▸ WHAT THE TASK ASKS: Without the pictures, copy the entries below word for word.

[Figure dataset records]
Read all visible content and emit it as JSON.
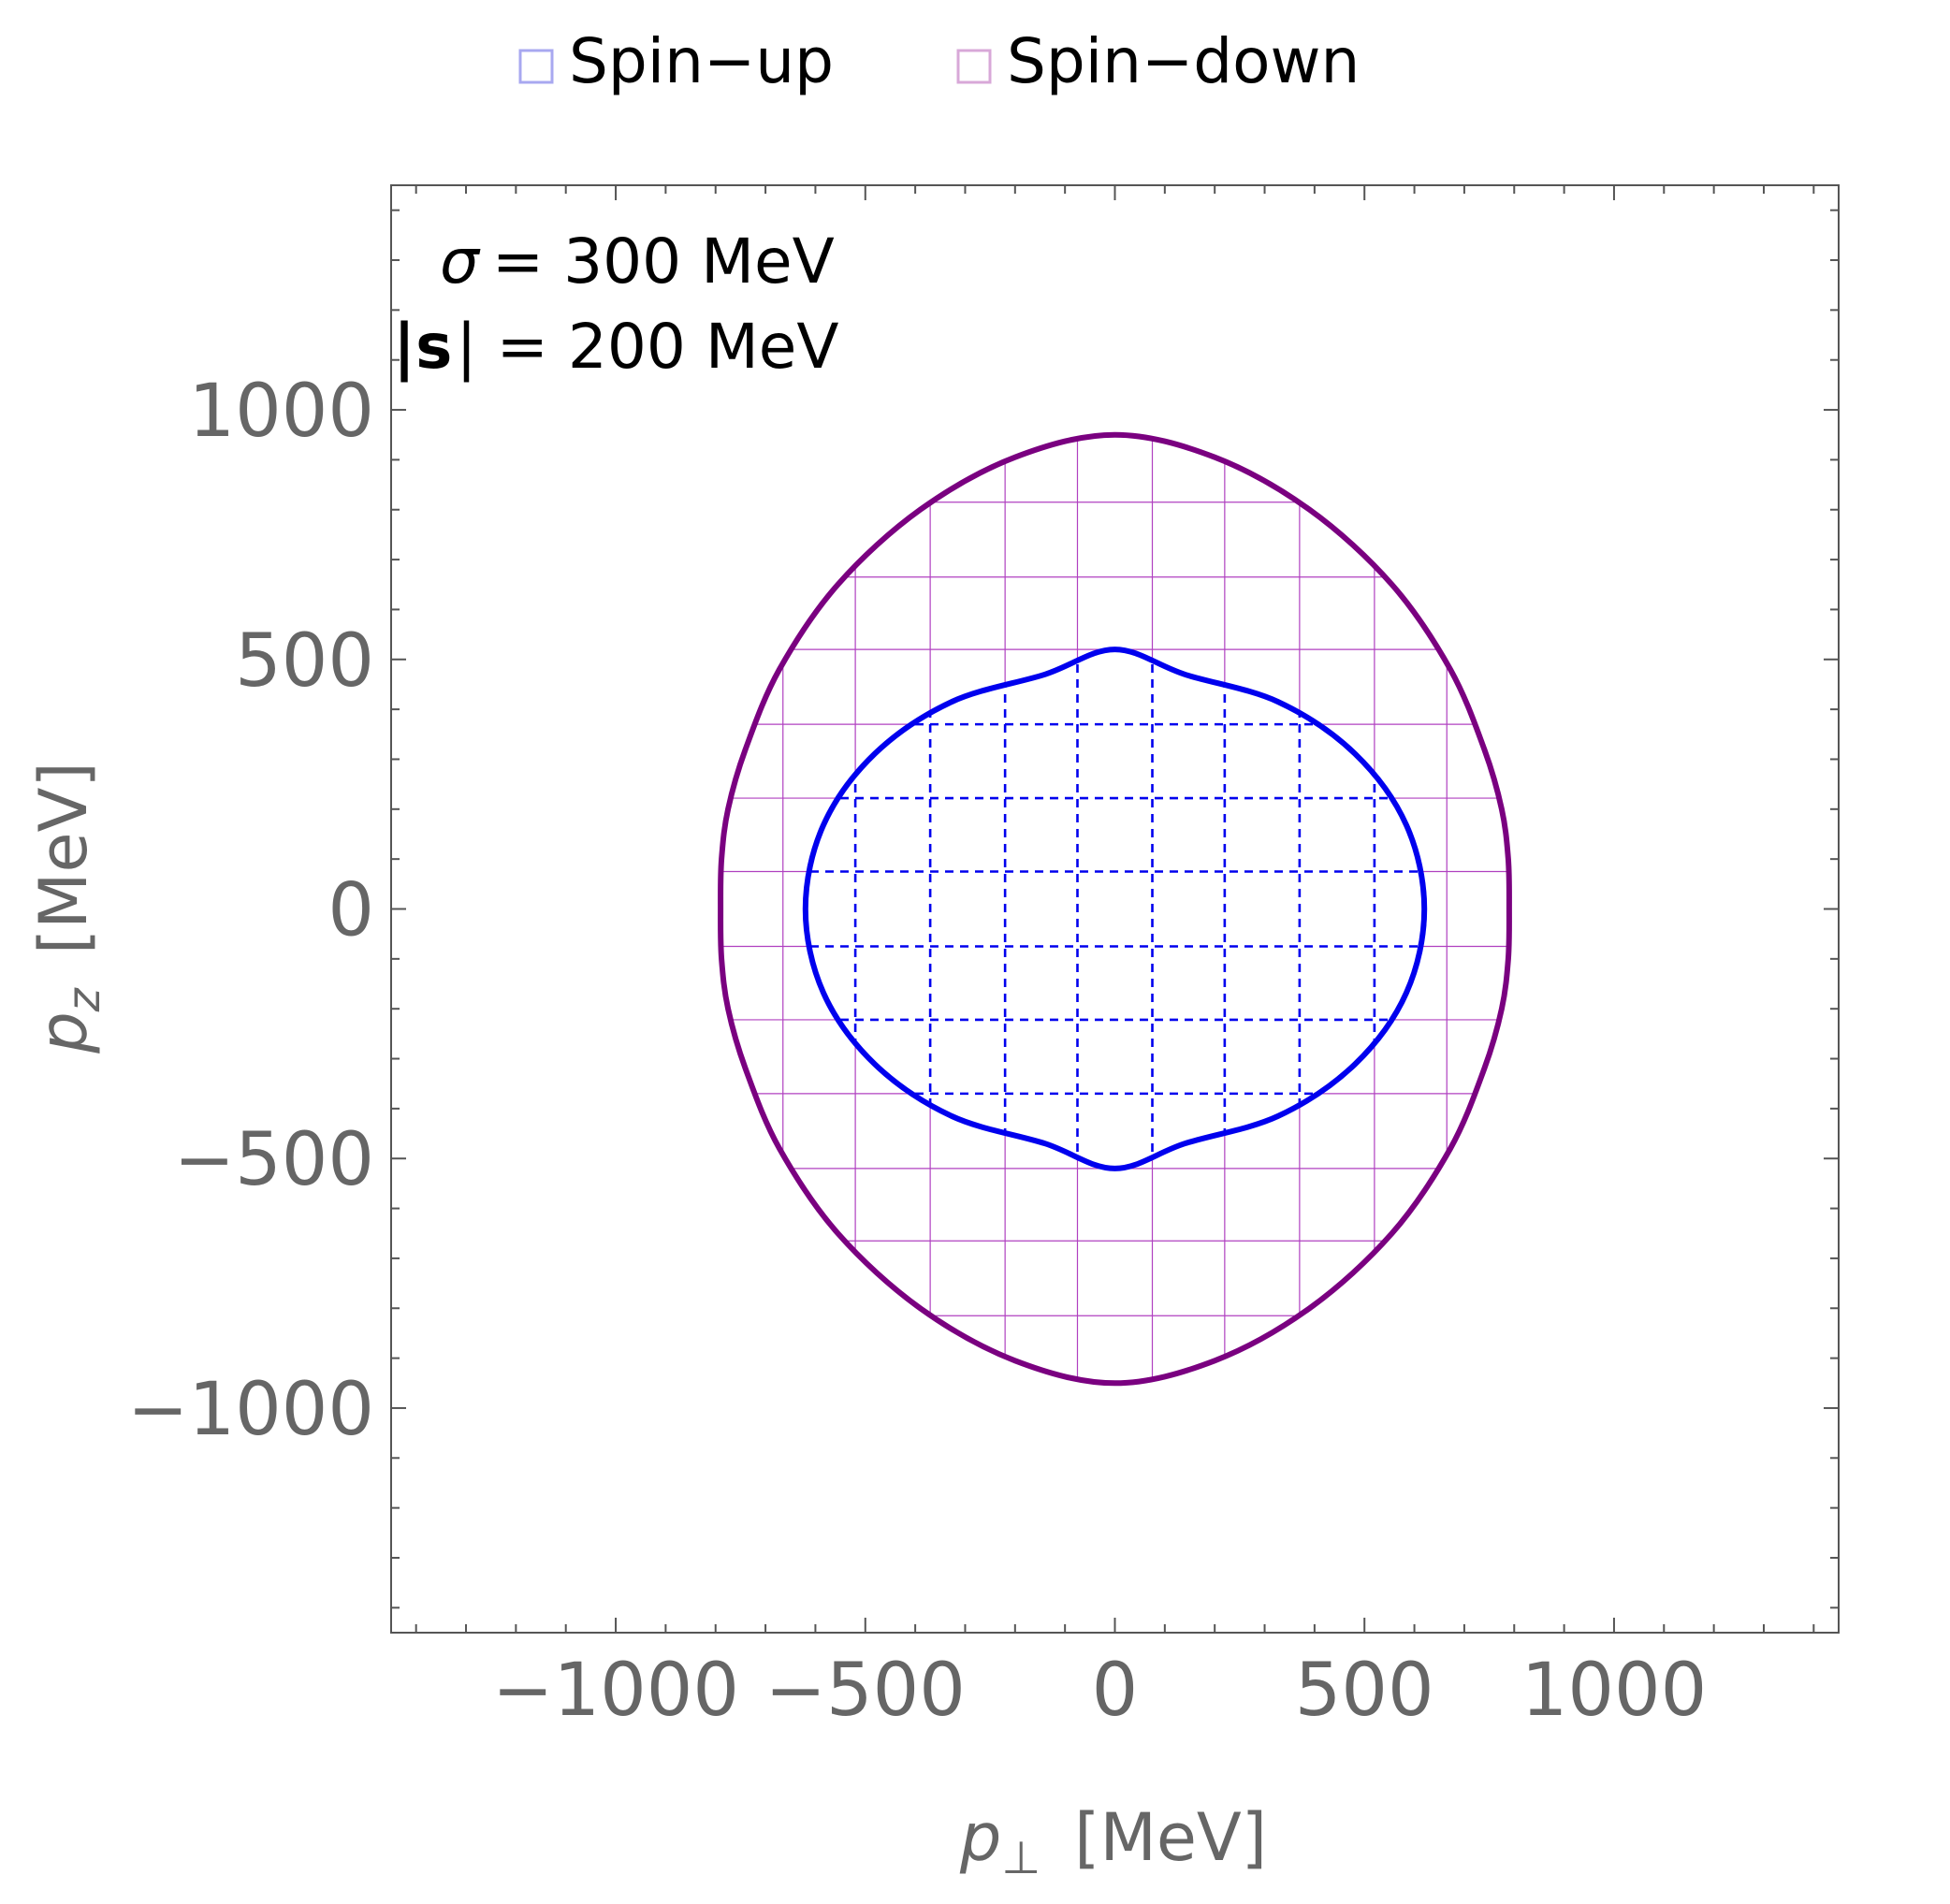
{
  "legend": {
    "items": [
      {
        "label": "Spin−up",
        "color": "#a8a8f0"
      },
      {
        "label": "Spin−down",
        "color": "#d8a8d8"
      }
    ],
    "placement": "top-center"
  },
  "annotation": {
    "sigma_symbol": "σ",
    "sigma_value": "= 300 MeV",
    "s_bar": "|",
    "s_symbol": "s",
    "s_value": "| = 200 MeV"
  },
  "axes": {
    "x_label_var": "p",
    "x_label_sub": "⊥",
    "x_label_unit": "[MeV]",
    "y_label_var": "p",
    "y_label_sub": "z",
    "y_label_unit": "[MeV]"
  },
  "colors": {
    "spin_up_curve": "#0000ee",
    "spin_down_curve": "#7a0080",
    "spin_down_mesh": "#b040c0",
    "tick_label": "#666666",
    "frame": "#555555"
  },
  "chart_data": {
    "type": "line",
    "xlim": [
      -1450,
      1450
    ],
    "ylim": [
      -1450,
      1450
    ],
    "grid": false,
    "xticks": [
      -1000,
      -500,
      0,
      500,
      1000
    ],
    "yticks": [
      -1000,
      -500,
      0,
      500,
      1000
    ],
    "xtick_labels": [
      "−1000",
      "−500",
      "0",
      "500",
      "1000"
    ],
    "ytick_labels": [
      "−1000",
      "−500",
      "0",
      "500",
      "1000"
    ],
    "series": [
      {
        "name": "Spin−up",
        "shape": "closed-contour",
        "x": [
          620,
          584,
          481,
          327,
          140,
          0,
          -140,
          -327,
          -481,
          -584,
          -620,
          -584,
          -481,
          -327,
          -140,
          0,
          140,
          327,
          481,
          584,
          620
        ],
        "y": [
          0,
          168,
          311,
          415,
          470,
          520,
          470,
          415,
          311,
          168,
          0,
          -168,
          -311,
          -415,
          -470,
          -520,
          -470,
          -415,
          -311,
          -168,
          0
        ],
        "mesh_x": [
          -520,
          -370,
          -220,
          -75,
          75,
          220,
          370,
          520
        ],
        "mesh_y": [
          -370,
          -222,
          -75,
          75,
          222,
          370
        ]
      },
      {
        "name": "Spin−down",
        "shape": "closed-contour",
        "x": [
          790,
          788,
          775,
          740,
          672,
          555,
          390,
          200,
          0,
          -200,
          -390,
          -555,
          -672,
          -740,
          -775,
          -788,
          -790,
          -788,
          -775,
          -740,
          -672,
          -555,
          -390,
          -200,
          0,
          200,
          390,
          555,
          672,
          740,
          775,
          788,
          790
        ],
        "y": [
          0,
          100,
          200,
          320,
          480,
          650,
          800,
          905,
          950,
          905,
          800,
          650,
          480,
          320,
          200,
          100,
          0,
          -100,
          -200,
          -320,
          -480,
          -650,
          -800,
          -905,
          -950,
          -905,
          -800,
          -650,
          -480,
          -320,
          -200,
          -100,
          0
        ],
        "mesh_x": [
          -665,
          -520,
          -370,
          -220,
          -75,
          75,
          220,
          370,
          520,
          665
        ],
        "mesh_y": [
          -815,
          -665,
          -520,
          -370,
          -222,
          -75,
          75,
          222,
          370,
          520,
          665,
          815
        ]
      }
    ]
  }
}
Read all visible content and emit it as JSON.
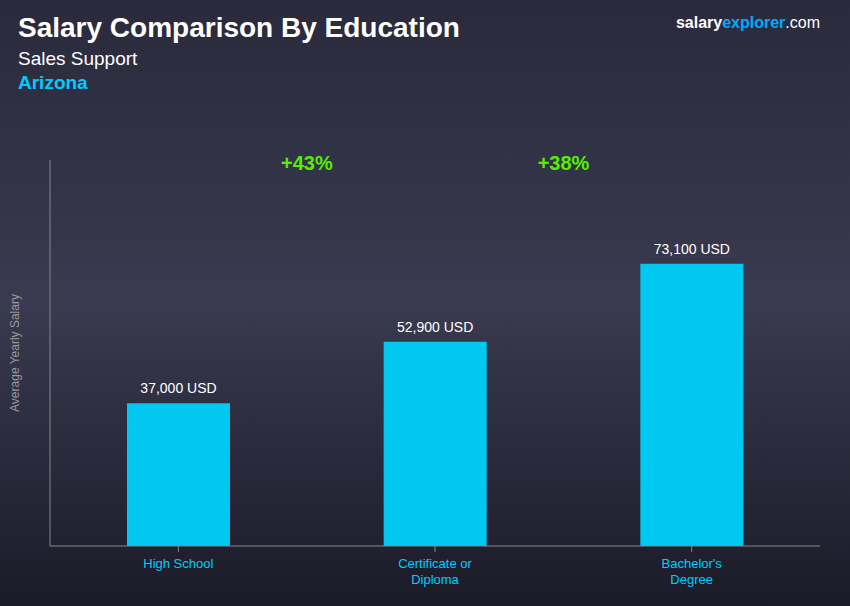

▸ WRITTEN SOLUTION:
Read all visible content and emit it as JSON.
{
  "legend": {
    "items": [
      {
        "label": "Spin−up",
        "color": "#a8a8f0"
      },
      {
        "label": "Spin−down",
        "color": "#d8a8d8"
      }
    ],
    "placement": "top-center"
  },
  "annotation": {
    "sigma_symbol": "σ",
    "sigma_value": "= 300 MeV",
    "s_bar": "|",
    "s_symbol": "s",
    "s_value": "| = 200 MeV"
  },
  "axes": {
    "x_label_var": "p",
    "x_label_sub": "⊥",
    "x_label_unit": "[MeV]",
    "y_label_var": "p",
    "y_label_sub": "z",
    "y_label_unit": "[MeV]"
  },
  "colors": {
    "spin_up_curve": "#0000ee",
    "spin_down_curve": "#7a0080",
    "spin_down_mesh": "#b040c0",
    "tick_label": "#666666",
    "frame": "#555555"
  },
  "chart_data": {
    "type": "line",
    "xlim": [
      -1450,
      1450
    ],
    "ylim": [
      -1450,
      1450
    ],
    "grid": false,
    "xticks": [
      -1000,
      -500,
      0,
      500,
      1000
    ],
    "yticks": [
      -1000,
      -500,
      0,
      500,
      1000
    ],
    "xtick_labels": [
      "−1000",
      "−500",
      "0",
      "500",
      "1000"
    ],
    "ytick_labels": [
      "−1000",
      "−500",
      "0",
      "500",
      "1000"
    ],
    "series": [
      {
        "name": "Spin−up",
        "shape": "closed-contour",
        "x": [
          620,
          584,
          481,
          327,
          140,
          0,
          -140,
          -327,
          -481,
          -584,
          -620,
          -584,
          -481,
          -327,
          -140,
          0,
          140,
          327,
          481,
          584,
          620
        ],
        "y": [
          0,
          168,
          311,
          415,
          470,
          520,
          470,
          415,
          311,
          168,
          0,
          -168,
          -311,
          -415,
          -470,
          -520,
          -470,
          -415,
          -311,
          -168,
          0
        ],
        "mesh_x": [
          -520,
          -370,
          -220,
          -75,
          75,
          220,
          370,
          520
        ],
        "mesh_y": [
          -370,
          -222,
          -75,
          75,
          222,
          370
        ]
      },
      {
        "name": "Spin−down",
        "shape": "closed-contour",
        "x": [
          790,
          788,
          775,
          740,
          672,
          555,
          390,
          200,
          0,
          -200,
          -390,
          -555,
          -672,
          -740,
          -775,
          -788,
          -790,
          -788,
          -775,
          -740,
          -672,
          -555,
          -390,
          -200,
          0,
          200,
          390,
          555,
          672,
          740,
          775,
          788,
          790
        ],
        "y": [
          0,
          100,
          200,
          320,
          480,
          650,
          800,
          905,
          950,
          905,
          800,
          650,
          480,
          320,
          200,
          100,
          0,
          -100,
          -200,
          -320,
          -480,
          -650,
          -800,
          -905,
          -950,
          -905,
          -800,
          -650,
          -480,
          -320,
          -200,
          -100,
          0
        ],
        "mesh_x": [
          -665,
          -520,
          -370,
          -220,
          -75,
          75,
          220,
          370,
          520,
          665
        ],
        "mesh_y": [
          -815,
          -665,
          -520,
          -370,
          -222,
          -75,
          75,
          222,
          370,
          520,
          665,
          815
        ]
      }
    ]
  }
}
Read all visible content and emit it as JSON.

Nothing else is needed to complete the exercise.